REQUIREMENTS: Return each line of the records holding the string "time".

THE DATA:
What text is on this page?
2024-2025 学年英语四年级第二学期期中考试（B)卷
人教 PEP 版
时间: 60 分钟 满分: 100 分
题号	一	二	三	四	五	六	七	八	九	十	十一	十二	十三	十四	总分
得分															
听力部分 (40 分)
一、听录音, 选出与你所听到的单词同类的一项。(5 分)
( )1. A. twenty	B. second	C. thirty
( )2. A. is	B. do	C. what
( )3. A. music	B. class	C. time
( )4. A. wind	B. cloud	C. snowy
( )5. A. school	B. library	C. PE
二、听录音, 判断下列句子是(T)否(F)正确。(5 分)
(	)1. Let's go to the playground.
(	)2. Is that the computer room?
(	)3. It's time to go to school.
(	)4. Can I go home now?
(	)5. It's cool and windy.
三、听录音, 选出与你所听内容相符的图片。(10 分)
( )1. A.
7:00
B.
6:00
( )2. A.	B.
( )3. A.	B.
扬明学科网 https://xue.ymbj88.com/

ANSWER:
( )3. A. music	B. class	C. time
(	)3. It's time to go to school.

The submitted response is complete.